──────── Data for this task ────────

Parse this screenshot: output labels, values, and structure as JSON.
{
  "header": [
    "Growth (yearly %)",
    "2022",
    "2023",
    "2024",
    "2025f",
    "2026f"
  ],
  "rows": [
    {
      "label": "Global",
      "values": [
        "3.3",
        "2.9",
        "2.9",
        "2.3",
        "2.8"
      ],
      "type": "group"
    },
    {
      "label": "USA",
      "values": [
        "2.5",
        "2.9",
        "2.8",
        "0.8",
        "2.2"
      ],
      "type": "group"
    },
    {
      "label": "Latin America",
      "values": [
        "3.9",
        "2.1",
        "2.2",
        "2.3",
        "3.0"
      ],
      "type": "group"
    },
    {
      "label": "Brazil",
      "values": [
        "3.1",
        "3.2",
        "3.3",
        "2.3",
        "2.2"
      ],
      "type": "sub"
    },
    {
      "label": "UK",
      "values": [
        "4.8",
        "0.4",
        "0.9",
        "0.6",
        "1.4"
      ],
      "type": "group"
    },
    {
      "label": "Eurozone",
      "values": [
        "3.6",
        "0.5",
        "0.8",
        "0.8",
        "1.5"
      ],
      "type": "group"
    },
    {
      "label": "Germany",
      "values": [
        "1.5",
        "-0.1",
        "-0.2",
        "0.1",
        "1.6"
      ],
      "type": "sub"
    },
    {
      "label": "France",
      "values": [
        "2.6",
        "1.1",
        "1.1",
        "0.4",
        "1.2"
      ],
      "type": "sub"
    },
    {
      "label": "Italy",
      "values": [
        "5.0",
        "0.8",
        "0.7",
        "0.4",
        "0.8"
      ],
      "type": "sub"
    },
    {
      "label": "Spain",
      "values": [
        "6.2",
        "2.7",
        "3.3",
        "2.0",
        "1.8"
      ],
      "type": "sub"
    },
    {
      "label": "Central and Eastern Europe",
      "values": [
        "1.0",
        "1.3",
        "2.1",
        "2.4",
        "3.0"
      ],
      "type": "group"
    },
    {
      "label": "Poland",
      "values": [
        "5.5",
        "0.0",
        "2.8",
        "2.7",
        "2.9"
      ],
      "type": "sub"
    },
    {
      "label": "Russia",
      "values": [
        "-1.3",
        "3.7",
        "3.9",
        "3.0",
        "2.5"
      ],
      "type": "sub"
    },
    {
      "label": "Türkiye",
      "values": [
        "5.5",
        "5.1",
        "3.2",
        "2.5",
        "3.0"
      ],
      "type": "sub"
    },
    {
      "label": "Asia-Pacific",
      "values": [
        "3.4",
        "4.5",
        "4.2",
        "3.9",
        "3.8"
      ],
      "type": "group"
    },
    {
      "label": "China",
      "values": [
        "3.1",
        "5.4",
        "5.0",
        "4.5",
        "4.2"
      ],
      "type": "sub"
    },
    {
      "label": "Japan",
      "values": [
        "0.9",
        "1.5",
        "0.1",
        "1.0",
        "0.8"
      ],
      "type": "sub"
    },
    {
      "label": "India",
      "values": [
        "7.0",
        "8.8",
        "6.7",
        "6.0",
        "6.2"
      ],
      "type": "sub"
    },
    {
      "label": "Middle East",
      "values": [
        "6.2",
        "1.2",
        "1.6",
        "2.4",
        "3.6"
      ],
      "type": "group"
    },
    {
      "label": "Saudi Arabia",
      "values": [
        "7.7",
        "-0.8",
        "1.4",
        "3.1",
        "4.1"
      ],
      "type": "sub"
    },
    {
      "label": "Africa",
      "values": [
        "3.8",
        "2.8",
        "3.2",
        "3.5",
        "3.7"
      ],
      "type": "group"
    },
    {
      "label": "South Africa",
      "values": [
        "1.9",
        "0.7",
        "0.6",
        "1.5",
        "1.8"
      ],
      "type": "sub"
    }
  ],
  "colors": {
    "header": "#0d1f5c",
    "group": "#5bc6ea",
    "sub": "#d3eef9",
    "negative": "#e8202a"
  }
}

────────
──────── Data for this task ────────

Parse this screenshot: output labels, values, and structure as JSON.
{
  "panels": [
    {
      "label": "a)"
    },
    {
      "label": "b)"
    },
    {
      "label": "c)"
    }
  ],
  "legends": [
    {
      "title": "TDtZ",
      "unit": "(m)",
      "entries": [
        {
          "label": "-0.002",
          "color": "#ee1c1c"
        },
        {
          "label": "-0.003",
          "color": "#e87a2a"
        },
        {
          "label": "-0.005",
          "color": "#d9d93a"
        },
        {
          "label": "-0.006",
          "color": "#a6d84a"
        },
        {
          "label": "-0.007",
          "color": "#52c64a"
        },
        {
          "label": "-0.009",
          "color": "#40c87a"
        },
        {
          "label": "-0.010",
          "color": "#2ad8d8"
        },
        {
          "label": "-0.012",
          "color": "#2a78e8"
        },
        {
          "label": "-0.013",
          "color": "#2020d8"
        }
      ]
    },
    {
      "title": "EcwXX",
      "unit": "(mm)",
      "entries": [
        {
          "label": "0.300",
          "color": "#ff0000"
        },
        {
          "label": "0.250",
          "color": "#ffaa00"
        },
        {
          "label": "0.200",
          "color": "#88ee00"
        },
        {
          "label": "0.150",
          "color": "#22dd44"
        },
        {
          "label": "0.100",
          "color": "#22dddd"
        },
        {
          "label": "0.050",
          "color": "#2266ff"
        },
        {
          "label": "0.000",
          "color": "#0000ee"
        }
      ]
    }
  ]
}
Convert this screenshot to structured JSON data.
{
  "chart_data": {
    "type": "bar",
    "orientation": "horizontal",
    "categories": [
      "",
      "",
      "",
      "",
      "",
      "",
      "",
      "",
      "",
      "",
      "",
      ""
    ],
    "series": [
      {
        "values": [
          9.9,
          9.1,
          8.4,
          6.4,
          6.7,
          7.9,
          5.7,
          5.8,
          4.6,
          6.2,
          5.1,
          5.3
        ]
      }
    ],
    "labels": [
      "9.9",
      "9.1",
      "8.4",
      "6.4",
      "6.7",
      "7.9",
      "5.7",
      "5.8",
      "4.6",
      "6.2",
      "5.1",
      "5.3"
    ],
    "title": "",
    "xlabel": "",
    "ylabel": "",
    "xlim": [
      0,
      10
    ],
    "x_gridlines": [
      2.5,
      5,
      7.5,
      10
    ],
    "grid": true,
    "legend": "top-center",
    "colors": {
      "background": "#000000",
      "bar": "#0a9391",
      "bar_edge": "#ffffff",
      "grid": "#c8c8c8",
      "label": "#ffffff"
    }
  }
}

────────
──────── Data for this task ────────

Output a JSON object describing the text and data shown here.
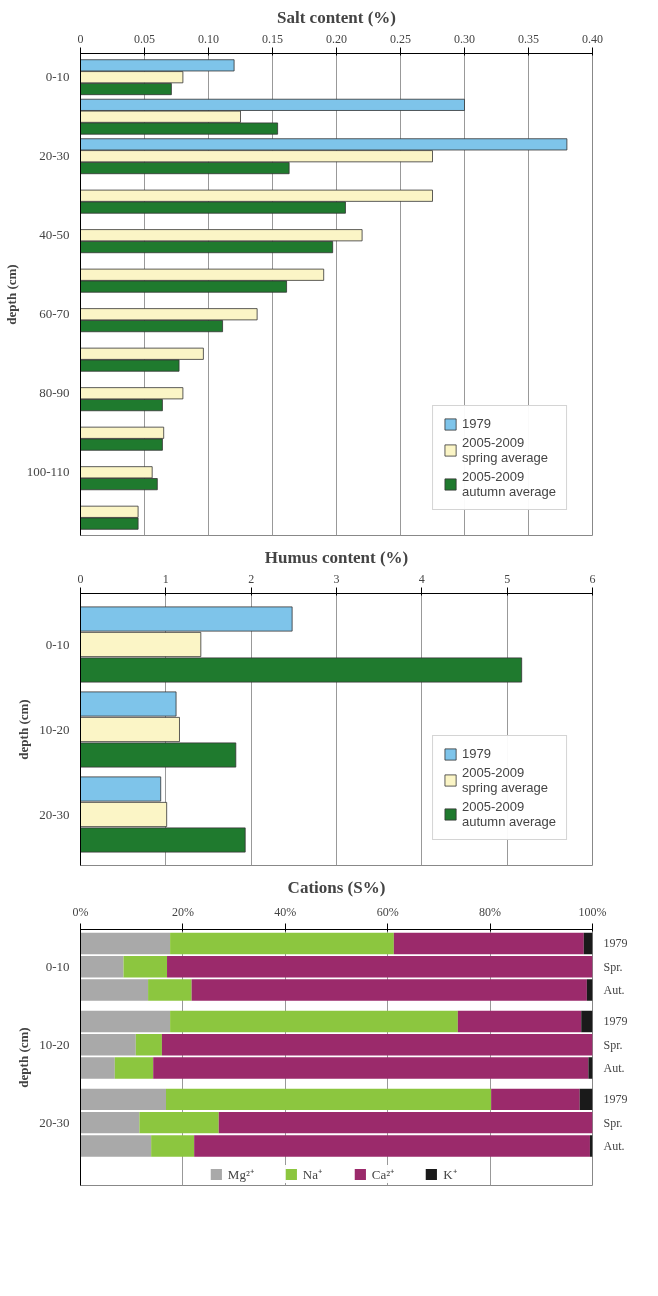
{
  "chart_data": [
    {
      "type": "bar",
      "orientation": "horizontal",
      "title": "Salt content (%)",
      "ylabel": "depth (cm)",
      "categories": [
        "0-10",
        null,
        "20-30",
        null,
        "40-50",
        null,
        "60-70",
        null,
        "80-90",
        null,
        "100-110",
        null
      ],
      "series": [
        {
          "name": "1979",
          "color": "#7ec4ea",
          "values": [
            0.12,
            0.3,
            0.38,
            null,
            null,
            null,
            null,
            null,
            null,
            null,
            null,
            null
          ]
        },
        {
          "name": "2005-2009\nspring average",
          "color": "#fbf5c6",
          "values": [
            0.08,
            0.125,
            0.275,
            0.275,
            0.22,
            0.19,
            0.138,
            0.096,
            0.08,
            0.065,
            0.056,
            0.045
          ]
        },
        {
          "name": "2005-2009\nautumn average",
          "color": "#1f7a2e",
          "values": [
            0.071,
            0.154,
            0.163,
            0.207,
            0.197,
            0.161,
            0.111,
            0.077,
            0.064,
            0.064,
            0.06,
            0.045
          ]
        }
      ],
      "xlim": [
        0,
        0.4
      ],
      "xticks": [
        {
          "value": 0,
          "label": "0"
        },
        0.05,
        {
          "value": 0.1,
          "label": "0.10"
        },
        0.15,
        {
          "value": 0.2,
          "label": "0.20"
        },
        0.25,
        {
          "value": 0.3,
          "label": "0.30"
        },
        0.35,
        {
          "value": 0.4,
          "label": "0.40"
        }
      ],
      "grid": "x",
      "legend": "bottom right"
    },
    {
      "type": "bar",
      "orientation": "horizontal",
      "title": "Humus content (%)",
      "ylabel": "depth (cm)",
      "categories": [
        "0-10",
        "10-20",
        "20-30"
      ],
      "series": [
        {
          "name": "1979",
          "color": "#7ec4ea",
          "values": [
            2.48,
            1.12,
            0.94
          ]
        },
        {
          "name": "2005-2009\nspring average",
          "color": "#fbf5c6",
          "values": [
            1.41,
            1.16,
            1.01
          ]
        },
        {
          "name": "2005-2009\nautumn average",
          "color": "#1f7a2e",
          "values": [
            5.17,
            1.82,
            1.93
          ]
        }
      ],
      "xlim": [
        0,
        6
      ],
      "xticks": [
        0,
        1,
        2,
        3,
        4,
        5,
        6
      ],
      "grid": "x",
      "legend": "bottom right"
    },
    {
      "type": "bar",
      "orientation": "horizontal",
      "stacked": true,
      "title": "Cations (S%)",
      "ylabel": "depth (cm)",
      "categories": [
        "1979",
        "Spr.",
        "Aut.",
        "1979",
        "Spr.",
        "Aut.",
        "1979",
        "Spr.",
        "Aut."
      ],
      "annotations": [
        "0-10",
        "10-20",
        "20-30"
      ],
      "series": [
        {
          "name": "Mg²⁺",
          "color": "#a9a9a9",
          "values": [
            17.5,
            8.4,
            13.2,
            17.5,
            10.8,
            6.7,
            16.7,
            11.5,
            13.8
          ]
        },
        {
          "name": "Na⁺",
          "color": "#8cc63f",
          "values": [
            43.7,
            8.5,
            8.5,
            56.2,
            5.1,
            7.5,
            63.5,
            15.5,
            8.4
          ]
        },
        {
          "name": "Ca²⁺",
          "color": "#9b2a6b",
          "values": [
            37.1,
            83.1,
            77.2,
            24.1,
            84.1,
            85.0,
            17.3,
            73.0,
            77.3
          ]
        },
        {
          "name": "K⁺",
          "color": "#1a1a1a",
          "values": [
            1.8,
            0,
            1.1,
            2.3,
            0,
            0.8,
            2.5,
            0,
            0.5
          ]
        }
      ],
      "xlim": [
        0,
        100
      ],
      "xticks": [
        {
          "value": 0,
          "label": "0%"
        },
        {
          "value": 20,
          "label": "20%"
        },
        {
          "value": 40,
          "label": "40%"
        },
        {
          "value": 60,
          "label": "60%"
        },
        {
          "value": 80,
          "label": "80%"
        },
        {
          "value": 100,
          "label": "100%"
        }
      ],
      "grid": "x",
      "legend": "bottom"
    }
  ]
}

────────

_Exercise_:
List the lines of the records where "title" occurs.

_The output_:
      "title": "TDtZ",
      "title": "EcwXX",
    "title": "",
      "title": "Salt content (%)",
      "title": "Humus content (%)",
      "title": "Cations (S%)",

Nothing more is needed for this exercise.